[start PROVIDED RECORDS]
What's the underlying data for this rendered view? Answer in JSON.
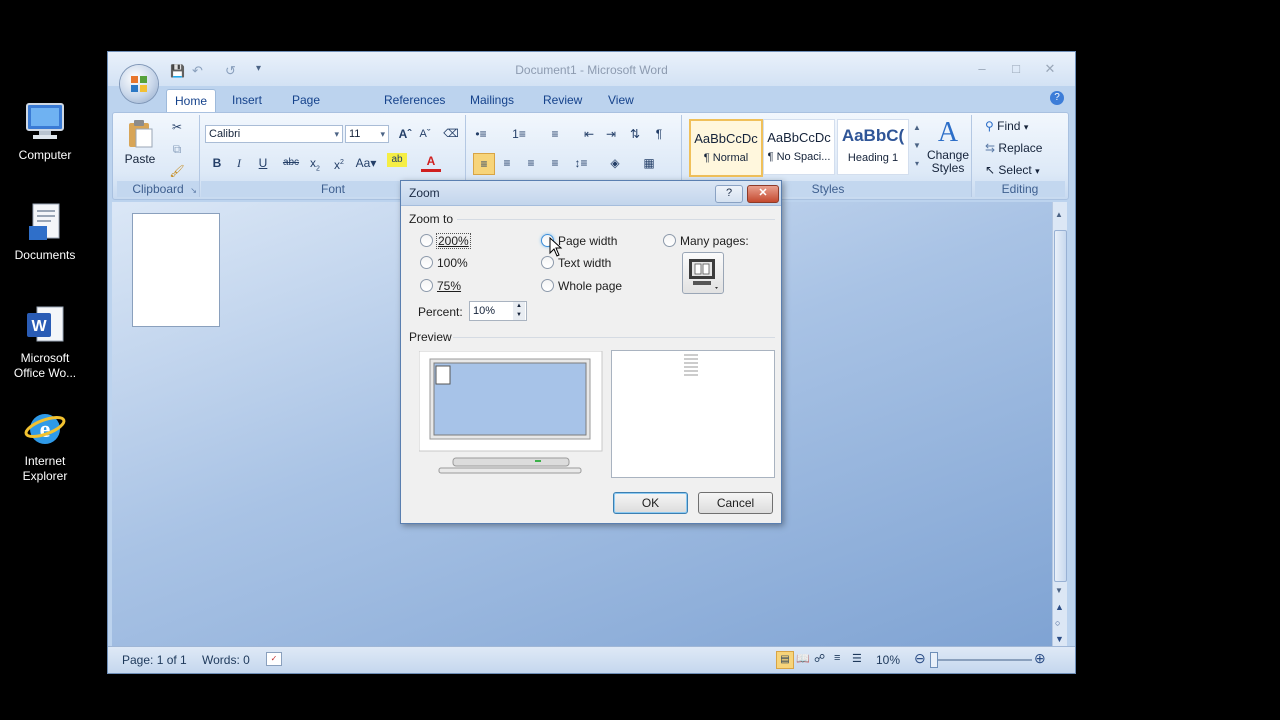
{
  "desktop": {
    "icons": [
      {
        "label": "Computer"
      },
      {
        "label": "Documents"
      },
      {
        "label": "Microsoft Office Wo..."
      },
      {
        "label": "Internet Explorer"
      }
    ]
  },
  "window": {
    "title": "Document1 - Microsoft Word",
    "quick_access": [
      "save-icon",
      "undo-icon",
      "redo-icon",
      "customize-icon"
    ],
    "tabs": [
      "Home",
      "Insert",
      "Page Layout",
      "References",
      "Mailings",
      "Review",
      "View"
    ],
    "active_tab": "Home"
  },
  "ribbon": {
    "clipboard": {
      "label": "Clipboard",
      "paste": "Paste"
    },
    "font": {
      "label": "Font",
      "family": "Calibri",
      "size": "11"
    },
    "styles": {
      "label": "Styles",
      "items": [
        {
          "preview": "AaBbCcDc",
          "name": "¶ Normal"
        },
        {
          "preview": "AaBbCcDc",
          "name": "¶ No Spaci..."
        },
        {
          "preview": "AaBbC(",
          "name": "Heading 1"
        }
      ],
      "change_styles": "Change Styles"
    },
    "editing": {
      "label": "Editing",
      "find": "Find",
      "replace": "Replace",
      "select": "Select"
    }
  },
  "statusbar": {
    "page": "Page: 1 of 1",
    "words": "Words: 0",
    "zoom": "10%"
  },
  "dialog": {
    "title": "Zoom",
    "help": "?",
    "zoom_to_label": "Zoom to",
    "options_col1": [
      "200%",
      "100%",
      "75%"
    ],
    "options_col2": [
      "Page width",
      "Text width",
      "Whole page"
    ],
    "many_pages": "Many pages:",
    "percent_label": "Percent:",
    "percent_value": "10%",
    "preview_label": "Preview",
    "ok": "OK",
    "cancel": "Cancel"
  },
  "colors": {
    "accent": "#15428b",
    "ribbon": "#dde9f7",
    "doc_bg": "#a9c3e5"
  }
}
[end PROVIDED RECORDS]
> [SHORT TASK]
The listing above must be printed again exactly, minus its pictures.

> [OUTPUT]
What's the underlying data for this rendered view? Answer in JSON.
{
  "desktop": {
    "icons": [
      {
        "label": "Computer"
      },
      {
        "label": "Documents"
      },
      {
        "label": "Microsoft Office Wo..."
      },
      {
        "label": "Internet Explorer"
      }
    ]
  },
  "window": {
    "title": "Document1 - Microsoft Word",
    "quick_access": [
      "save-icon",
      "undo-icon",
      "redo-icon",
      "customize-icon"
    ],
    "tabs": [
      "Home",
      "Insert",
      "Page Layout",
      "References",
      "Mailings",
      "Review",
      "View"
    ],
    "active_tab": "Home"
  },
  "ribbon": {
    "clipboard": {
      "label": "Clipboard",
      "paste": "Paste"
    },
    "font": {
      "label": "Font",
      "family": "Calibri",
      "size": "11"
    },
    "styles": {
      "label": "Styles",
      "items": [
        {
          "preview": "AaBbCcDc",
          "name": "¶ Normal"
        },
        {
          "preview": "AaBbCcDc",
          "name": "¶ No Spaci..."
        },
        {
          "preview": "AaBbC(",
          "name": "Heading 1"
        }
      ],
      "change_styles": "Change Styles"
    },
    "editing": {
      "label": "Editing",
      "find": "Find",
      "replace": "Replace",
      "select": "Select"
    }
  },
  "statusbar": {
    "page": "Page: 1 of 1",
    "words": "Words: 0",
    "zoom": "10%"
  },
  "dialog": {
    "title": "Zoom",
    "help": "?",
    "zoom_to_label": "Zoom to",
    "options_col1": [
      "200%",
      "100%",
      "75%"
    ],
    "options_col2": [
      "Page width",
      "Text width",
      "Whole page"
    ],
    "many_pages": "Many pages:",
    "percent_label": "Percent:",
    "percent_value": "10%",
    "preview_label": "Preview",
    "ok": "OK",
    "cancel": "Cancel"
  },
  "colors": {
    "accent": "#15428b",
    "ribbon": "#dde9f7",
    "doc_bg": "#a9c3e5"
  }
}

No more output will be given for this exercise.